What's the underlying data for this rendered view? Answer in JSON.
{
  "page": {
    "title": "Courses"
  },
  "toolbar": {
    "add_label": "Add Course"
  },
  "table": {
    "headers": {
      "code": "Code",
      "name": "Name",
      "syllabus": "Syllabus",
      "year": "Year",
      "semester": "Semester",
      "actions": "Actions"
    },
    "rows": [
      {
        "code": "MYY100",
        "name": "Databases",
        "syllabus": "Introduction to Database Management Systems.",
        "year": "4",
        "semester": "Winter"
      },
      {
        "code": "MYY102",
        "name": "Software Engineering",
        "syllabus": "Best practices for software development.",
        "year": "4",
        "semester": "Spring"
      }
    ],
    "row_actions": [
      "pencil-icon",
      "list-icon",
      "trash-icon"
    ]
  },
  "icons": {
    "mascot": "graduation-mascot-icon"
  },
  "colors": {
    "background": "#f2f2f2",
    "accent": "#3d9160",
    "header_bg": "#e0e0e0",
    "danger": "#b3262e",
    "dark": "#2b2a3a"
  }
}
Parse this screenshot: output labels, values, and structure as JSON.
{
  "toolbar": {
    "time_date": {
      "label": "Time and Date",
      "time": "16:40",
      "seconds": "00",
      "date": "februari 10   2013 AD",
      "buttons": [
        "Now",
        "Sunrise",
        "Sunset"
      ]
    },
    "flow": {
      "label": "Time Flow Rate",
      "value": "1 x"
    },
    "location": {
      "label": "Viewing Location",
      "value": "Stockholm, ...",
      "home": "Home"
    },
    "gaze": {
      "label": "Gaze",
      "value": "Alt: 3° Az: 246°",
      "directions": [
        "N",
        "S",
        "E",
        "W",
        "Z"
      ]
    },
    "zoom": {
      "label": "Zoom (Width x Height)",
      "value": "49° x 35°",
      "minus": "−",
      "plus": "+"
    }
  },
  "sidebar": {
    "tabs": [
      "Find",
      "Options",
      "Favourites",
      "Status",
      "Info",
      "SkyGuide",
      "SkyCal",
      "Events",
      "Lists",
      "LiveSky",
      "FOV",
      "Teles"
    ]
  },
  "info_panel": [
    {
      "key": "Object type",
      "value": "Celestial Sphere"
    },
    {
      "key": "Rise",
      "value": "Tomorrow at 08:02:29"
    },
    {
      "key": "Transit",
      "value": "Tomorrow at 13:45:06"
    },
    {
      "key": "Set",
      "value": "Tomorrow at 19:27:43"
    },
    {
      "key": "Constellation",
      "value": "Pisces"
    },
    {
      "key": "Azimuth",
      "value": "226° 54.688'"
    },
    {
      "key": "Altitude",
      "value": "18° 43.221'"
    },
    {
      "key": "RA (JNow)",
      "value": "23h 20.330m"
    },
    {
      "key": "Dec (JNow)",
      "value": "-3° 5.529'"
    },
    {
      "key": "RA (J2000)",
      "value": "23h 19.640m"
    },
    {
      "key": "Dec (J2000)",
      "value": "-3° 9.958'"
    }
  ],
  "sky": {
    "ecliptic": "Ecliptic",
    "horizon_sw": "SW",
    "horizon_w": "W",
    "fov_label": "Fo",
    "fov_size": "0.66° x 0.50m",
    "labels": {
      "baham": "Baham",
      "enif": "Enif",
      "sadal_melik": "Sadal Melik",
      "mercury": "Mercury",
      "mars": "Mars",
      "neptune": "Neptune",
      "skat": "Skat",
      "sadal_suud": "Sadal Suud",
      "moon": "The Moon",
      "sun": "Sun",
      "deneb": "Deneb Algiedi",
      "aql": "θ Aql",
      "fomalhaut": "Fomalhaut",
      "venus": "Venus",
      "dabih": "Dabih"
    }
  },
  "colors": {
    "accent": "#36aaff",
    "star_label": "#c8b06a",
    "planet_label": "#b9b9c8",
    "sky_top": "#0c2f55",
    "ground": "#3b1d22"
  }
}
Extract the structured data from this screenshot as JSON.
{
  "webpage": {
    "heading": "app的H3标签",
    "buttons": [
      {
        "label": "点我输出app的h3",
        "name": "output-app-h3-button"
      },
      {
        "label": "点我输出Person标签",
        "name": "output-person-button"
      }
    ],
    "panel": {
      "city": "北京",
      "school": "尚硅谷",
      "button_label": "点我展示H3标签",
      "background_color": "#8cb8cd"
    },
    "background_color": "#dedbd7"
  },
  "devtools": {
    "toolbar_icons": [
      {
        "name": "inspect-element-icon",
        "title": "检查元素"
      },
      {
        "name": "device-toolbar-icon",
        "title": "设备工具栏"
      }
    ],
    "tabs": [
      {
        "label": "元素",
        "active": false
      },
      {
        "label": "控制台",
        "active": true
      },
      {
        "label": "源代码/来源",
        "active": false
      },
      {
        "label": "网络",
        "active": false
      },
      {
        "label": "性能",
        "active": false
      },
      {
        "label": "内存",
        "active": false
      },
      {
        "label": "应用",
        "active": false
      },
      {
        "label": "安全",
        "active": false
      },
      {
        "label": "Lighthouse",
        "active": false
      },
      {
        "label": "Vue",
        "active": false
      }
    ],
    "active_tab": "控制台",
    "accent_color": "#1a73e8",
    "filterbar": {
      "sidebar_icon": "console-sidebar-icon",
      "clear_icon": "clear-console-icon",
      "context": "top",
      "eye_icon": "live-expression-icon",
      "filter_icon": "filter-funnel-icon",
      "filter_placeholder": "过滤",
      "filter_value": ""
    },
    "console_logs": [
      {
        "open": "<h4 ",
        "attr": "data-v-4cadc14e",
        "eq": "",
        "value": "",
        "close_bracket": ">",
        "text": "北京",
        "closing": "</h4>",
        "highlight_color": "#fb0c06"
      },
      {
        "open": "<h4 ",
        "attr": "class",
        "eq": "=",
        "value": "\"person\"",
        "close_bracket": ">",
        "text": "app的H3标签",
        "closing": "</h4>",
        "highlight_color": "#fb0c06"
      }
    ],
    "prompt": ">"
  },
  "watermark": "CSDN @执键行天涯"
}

Your task ::
Please restate the data word for word, every record included.

Reply ::
What's the underlying data for this rendered view? Answer in JSON.
{
  "page": {
    "title": "Courses"
  },
  "toolbar": {
    "add_label": "Add Course"
  },
  "table": {
    "headers": {
      "code": "Code",
      "name": "Name",
      "syllabus": "Syllabus",
      "year": "Year",
      "semester": "Semester",
      "actions": "Actions"
    },
    "rows": [
      {
        "code": "MYY100",
        "name": "Databases",
        "syllabus": "Introduction to Database Management Systems.",
        "year": "4",
        "semester": "Winter"
      },
      {
        "code": "MYY102",
        "name": "Software Engineering",
        "syllabus": "Best practices for software development.",
        "year": "4",
        "semester": "Spring"
      }
    ],
    "row_actions": [
      "pencil-icon",
      "list-icon",
      "trash-icon"
    ]
  },
  "icons": {
    "mascot": "graduation-mascot-icon"
  },
  "colors": {
    "background": "#f2f2f2",
    "accent": "#3d9160",
    "header_bg": "#e0e0e0",
    "danger": "#b3262e",
    "dark": "#2b2a3a"
  }
}
Parse this screenshot: output labels, values, and structure as JSON.
{
  "toolbar": {
    "time_date": {
      "label": "Time and Date",
      "time": "16:40",
      "seconds": "00",
      "date": "februari 10   2013 AD",
      "buttons": [
        "Now",
        "Sunrise",
        "Sunset"
      ]
    },
    "flow": {
      "label": "Time Flow Rate",
      "value": "1 x"
    },
    "location": {
      "label": "Viewing Location",
      "value": "Stockholm, ...",
      "home": "Home"
    },
    "gaze": {
      "label": "Gaze",
      "value": "Alt: 3° Az: 246°",
      "directions": [
        "N",
        "S",
        "E",
        "W",
        "Z"
      ]
    },
    "zoom": {
      "label": "Zoom (Width x Height)",
      "value": "49° x 35°",
      "minus": "−",
      "plus": "+"
    }
  },
  "sidebar": {
    "tabs": [
      "Find",
      "Options",
      "Favourites",
      "Status",
      "Info",
      "SkyGuide",
      "SkyCal",
      "Events",
      "Lists",
      "LiveSky",
      "FOV",
      "Teles"
    ]
  },
  "info_panel": [
    {
      "key": "Object type",
      "value": "Celestial Sphere"
    },
    {
      "key": "Rise",
      "value": "Tomorrow at 08:02:29"
    },
    {
      "key": "Transit",
      "value": "Tomorrow at 13:45:06"
    },
    {
      "key": "Set",
      "value": "Tomorrow at 19:27:43"
    },
    {
      "key": "Constellation",
      "value": "Pisces"
    },
    {
      "key": "Azimuth",
      "value": "226° 54.688'"
    },
    {
      "key": "Altitude",
      "value": "18° 43.221'"
    },
    {
      "key": "RA (JNow)",
      "value": "23h 20.330m"
    },
    {
      "key": "Dec (JNow)",
      "value": "-3° 5.529'"
    },
    {
      "key": "RA (J2000)",
      "value": "23h 19.640m"
    },
    {
      "key": "Dec (J2000)",
      "value": "-3° 9.958'"
    }
  ],
  "sky": {
    "ecliptic": "Ecliptic",
    "horizon_sw": "SW",
    "horizon_w": "W",
    "fov_label": "Fo",
    "fov_size": "0.66° x 0.50m",
    "labels": {
      "baham": "Baham",
      "enif": "Enif",
      "sadal_melik": "Sadal Melik",
      "mercury": "Mercury",
      "mars": "Mars",
      "neptune": "Neptune",
      "skat": "Skat",
      "sadal_suud": "Sadal Suud",
      "moon": "The Moon",
      "sun": "Sun",
      "deneb": "Deneb Algiedi",
      "aql": "θ Aql",
      "fomalhaut": "Fomalhaut",
      "venus": "Venus",
      "dabih": "Dabih"
    }
  },
  "colors": {
    "accent": "#36aaff",
    "star_label": "#c8b06a",
    "planet_label": "#b9b9c8",
    "sky_top": "#0c2f55",
    "ground": "#3b1d22"
  }
}
Extract the structured data from this screenshot as JSON.
{
  "webpage": {
    "heading": "app的H3标签",
    "buttons": [
      {
        "label": "点我输出app的h3",
        "name": "output-app-h3-button"
      },
      {
        "label": "点我输出Person标签",
        "name": "output-person-button"
      }
    ],
    "panel": {
      "city": "北京",
      "school": "尚硅谷",
      "button_label": "点我展示H3标签",
      "background_color": "#8cb8cd"
    },
    "background_color": "#dedbd7"
  },
  "devtools": {
    "toolbar_icons": [
      {
        "name": "inspect-element-icon",
        "title": "检查元素"
      },
      {
        "name": "device-toolbar-icon",
        "title": "设备工具栏"
      }
    ],
    "tabs": [
      {
        "label": "元素",
        "active": false
      },
      {
        "label": "控制台",
        "active": true
      },
      {
        "label": "源代码/来源",
        "active": false
      },
      {
        "label": "网络",
        "active": false
      },
      {
        "label": "性能",
        "active": false
      },
      {
        "label": "内存",
        "active": false
      },
      {
        "label": "应用",
        "active": false
      },
      {
        "label": "安全",
        "active": false
      },
      {
        "label": "Lighthouse",
        "active": false
      },
      {
        "label": "Vue",
        "active": false
      }
    ],
    "active_tab": "控制台",
    "accent_color": "#1a73e8",
    "filterbar": {
      "sidebar_icon": "console-sidebar-icon",
      "clear_icon": "clear-console-icon",
      "context": "top",
      "eye_icon": "live-expression-icon",
      "filter_icon": "filter-funnel-icon",
      "filter_placeholder": "过滤",
      "filter_value": ""
    },
    "console_logs": [
      {
        "open": "<h4 ",
        "attr": "data-v-4cadc14e",
        "eq": "",
        "value": "",
        "close_bracket": ">",
        "text": "北京",
        "closing": "</h4>",
        "highlight_color": "#fb0c06"
      },
      {
        "open": "<h4 ",
        "attr": "class",
        "eq": "=",
        "value": "\"person\"",
        "close_bracket": ">",
        "text": "app的H3标签",
        "closing": "</h4>",
        "highlight_color": "#fb0c06"
      }
    ],
    "prompt": ">"
  },
  "watermark": "CSDN @执键行天涯"
}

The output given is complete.